*Do this*:
Repeat each line exactly, leaving nothing out.
◆ ◆ ◆ ◆ ◆
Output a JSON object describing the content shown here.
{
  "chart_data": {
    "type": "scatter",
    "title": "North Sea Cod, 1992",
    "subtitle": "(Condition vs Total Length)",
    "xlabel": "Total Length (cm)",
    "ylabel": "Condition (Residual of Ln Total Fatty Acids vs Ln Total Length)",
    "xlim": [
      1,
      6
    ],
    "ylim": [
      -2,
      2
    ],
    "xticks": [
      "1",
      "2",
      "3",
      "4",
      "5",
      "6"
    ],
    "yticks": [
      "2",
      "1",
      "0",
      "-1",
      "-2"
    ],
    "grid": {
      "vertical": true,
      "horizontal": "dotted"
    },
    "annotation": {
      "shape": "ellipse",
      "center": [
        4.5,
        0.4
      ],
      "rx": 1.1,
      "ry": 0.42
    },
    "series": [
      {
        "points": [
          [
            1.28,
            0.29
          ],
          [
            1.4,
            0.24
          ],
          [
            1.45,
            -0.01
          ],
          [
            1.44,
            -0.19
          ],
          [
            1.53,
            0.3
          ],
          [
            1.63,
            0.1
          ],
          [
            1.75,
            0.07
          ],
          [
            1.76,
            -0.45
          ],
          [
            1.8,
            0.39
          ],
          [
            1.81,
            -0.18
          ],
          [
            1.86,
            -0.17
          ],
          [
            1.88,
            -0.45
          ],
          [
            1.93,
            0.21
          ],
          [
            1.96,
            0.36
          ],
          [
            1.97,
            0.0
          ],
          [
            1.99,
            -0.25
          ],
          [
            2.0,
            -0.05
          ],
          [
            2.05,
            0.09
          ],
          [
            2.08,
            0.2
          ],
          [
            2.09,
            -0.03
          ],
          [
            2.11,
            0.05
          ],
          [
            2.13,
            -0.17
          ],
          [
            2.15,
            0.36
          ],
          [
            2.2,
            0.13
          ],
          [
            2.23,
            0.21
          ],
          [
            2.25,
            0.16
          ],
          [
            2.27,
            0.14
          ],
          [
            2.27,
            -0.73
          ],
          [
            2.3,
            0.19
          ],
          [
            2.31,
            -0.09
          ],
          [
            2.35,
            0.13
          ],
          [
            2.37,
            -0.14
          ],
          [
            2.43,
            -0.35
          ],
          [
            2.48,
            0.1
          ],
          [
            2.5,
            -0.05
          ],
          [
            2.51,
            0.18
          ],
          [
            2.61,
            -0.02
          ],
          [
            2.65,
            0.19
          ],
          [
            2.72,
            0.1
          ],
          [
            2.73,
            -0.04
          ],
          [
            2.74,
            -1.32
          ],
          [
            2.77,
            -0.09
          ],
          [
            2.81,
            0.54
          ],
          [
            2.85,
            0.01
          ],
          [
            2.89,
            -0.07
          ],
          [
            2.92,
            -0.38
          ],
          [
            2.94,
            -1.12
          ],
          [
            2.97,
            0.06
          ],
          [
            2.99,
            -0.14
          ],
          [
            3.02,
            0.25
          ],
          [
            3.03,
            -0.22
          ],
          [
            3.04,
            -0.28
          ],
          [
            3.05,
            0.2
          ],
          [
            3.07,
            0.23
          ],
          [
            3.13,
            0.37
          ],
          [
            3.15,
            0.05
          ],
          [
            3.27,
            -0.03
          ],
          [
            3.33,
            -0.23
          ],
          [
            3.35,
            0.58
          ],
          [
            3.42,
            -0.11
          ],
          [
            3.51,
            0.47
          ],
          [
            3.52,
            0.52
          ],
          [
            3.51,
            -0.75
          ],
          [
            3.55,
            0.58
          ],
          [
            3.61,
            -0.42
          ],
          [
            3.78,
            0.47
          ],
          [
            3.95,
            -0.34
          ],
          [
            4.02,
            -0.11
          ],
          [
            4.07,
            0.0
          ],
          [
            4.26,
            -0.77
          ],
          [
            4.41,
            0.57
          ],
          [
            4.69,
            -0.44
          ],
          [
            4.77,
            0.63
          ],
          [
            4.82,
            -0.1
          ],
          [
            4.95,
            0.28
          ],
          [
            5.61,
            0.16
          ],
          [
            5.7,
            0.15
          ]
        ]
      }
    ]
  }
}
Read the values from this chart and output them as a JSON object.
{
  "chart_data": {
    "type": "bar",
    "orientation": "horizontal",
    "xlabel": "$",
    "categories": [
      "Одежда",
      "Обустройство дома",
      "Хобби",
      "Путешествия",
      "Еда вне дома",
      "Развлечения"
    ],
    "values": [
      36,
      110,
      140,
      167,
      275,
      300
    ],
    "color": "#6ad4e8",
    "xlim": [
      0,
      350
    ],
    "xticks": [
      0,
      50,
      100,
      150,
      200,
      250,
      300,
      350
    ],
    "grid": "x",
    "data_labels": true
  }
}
◆ ◆ ◆ ◆ ◆
*Written response*:
Output a JSON object describing the content shown here.
{
  "chart_data": {
    "type": "scatter",
    "title": "North Sea Cod, 1992",
    "subtitle": "(Condition vs Total Length)",
    "xlabel": "Total Length (cm)",
    "ylabel": "Condition (Residual of Ln Total Fatty Acids vs Ln Total Length)",
    "xlim": [
      1,
      6
    ],
    "ylim": [
      -2,
      2
    ],
    "xticks": [
      "1",
      "2",
      "3",
      "4",
      "5",
      "6"
    ],
    "yticks": [
      "2",
      "1",
      "0",
      "-1",
      "-2"
    ],
    "grid": {
      "vertical": true,
      "horizontal": "dotted"
    },
    "annotation": {
      "shape": "ellipse",
      "center": [
        4.5,
        0.4
      ],
      "rx": 1.1,
      "ry": 0.42
    },
    "series": [
      {
        "points": [
          [
            1.28,
            0.29
          ],
          [
            1.4,
            0.24
          ],
          [
            1.45,
            -0.01
          ],
          [
            1.44,
            -0.19
          ],
          [
            1.53,
            0.3
          ],
          [
            1.63,
            0.1
          ],
          [
            1.75,
            0.07
          ],
          [
            1.76,
            -0.45
          ],
          [
            1.8,
            0.39
          ],
          [
            1.81,
            -0.18
          ],
          [
            1.86,
            -0.17
          ],
          [
            1.88,
            -0.45
          ],
          [
            1.93,
            0.21
          ],
          [
            1.96,
            0.36
          ],
          [
            1.97,
            0.0
          ],
          [
            1.99,
            -0.25
          ],
          [
            2.0,
            -0.05
          ],
          [
            2.05,
            0.09
          ],
          [
            2.08,
            0.2
          ],
          [
            2.09,
            -0.03
          ],
          [
            2.11,
            0.05
          ],
          [
            2.13,
            -0.17
          ],
          [
            2.15,
            0.36
          ],
          [
            2.2,
            0.13
          ],
          [
            2.23,
            0.21
          ],
          [
            2.25,
            0.16
          ],
          [
            2.27,
            0.14
          ],
          [
            2.27,
            -0.73
          ],
          [
            2.3,
            0.19
          ],
          [
            2.31,
            -0.09
          ],
          [
            2.35,
            0.13
          ],
          [
            2.37,
            -0.14
          ],
          [
            2.43,
            -0.35
          ],
          [
            2.48,
            0.1
          ],
          [
            2.5,
            -0.05
          ],
          [
            2.51,
            0.18
          ],
          [
            2.61,
            -0.02
          ],
          [
            2.65,
            0.19
          ],
          [
            2.72,
            0.1
          ],
          [
            2.73,
            -0.04
          ],
          [
            2.74,
            -1.32
          ],
          [
            2.77,
            -0.09
          ],
          [
            2.81,
            0.54
          ],
          [
            2.85,
            0.01
          ],
          [
            2.89,
            -0.07
          ],
          [
            2.92,
            -0.38
          ],
          [
            2.94,
            -1.12
          ],
          [
            2.97,
            0.06
          ],
          [
            2.99,
            -0.14
          ],
          [
            3.02,
            0.25
          ],
          [
            3.03,
            -0.22
          ],
          [
            3.04,
            -0.28
          ],
          [
            3.05,
            0.2
          ],
          [
            3.07,
            0.23
          ],
          [
            3.13,
            0.37
          ],
          [
            3.15,
            0.05
          ],
          [
            3.27,
            -0.03
          ],
          [
            3.33,
            -0.23
          ],
          [
            3.35,
            0.58
          ],
          [
            3.42,
            -0.11
          ],
          [
            3.51,
            0.47
          ],
          [
            3.52,
            0.52
          ],
          [
            3.51,
            -0.75
          ],
          [
            3.55,
            0.58
          ],
          [
            3.61,
            -0.42
          ],
          [
            3.78,
            0.47
          ],
          [
            3.95,
            -0.34
          ],
          [
            4.02,
            -0.11
          ],
          [
            4.07,
            0.0
          ],
          [
            4.26,
            -0.77
          ],
          [
            4.41,
            0.57
          ],
          [
            4.69,
            -0.44
          ],
          [
            4.77,
            0.63
          ],
          [
            4.82,
            -0.1
          ],
          [
            4.95,
            0.28
          ],
          [
            5.61,
            0.16
          ],
          [
            5.7,
            0.15
          ]
        ]
      }
    ]
  }
}
Read the values from this chart and output them as a JSON object.
{
  "chart_data": {
    "type": "bar",
    "orientation": "horizontal",
    "xlabel": "$",
    "categories": [
      "Одежда",
      "Обустройство дома",
      "Хобби",
      "Путешествия",
      "Еда вне дома",
      "Развлечения"
    ],
    "values": [
      36,
      110,
      140,
      167,
      275,
      300
    ],
    "color": "#6ad4e8",
    "xlim": [
      0,
      350
    ],
    "xticks": [
      0,
      50,
      100,
      150,
      200,
      250,
      300,
      350
    ],
    "grid": "x",
    "data_labels": true
  }
}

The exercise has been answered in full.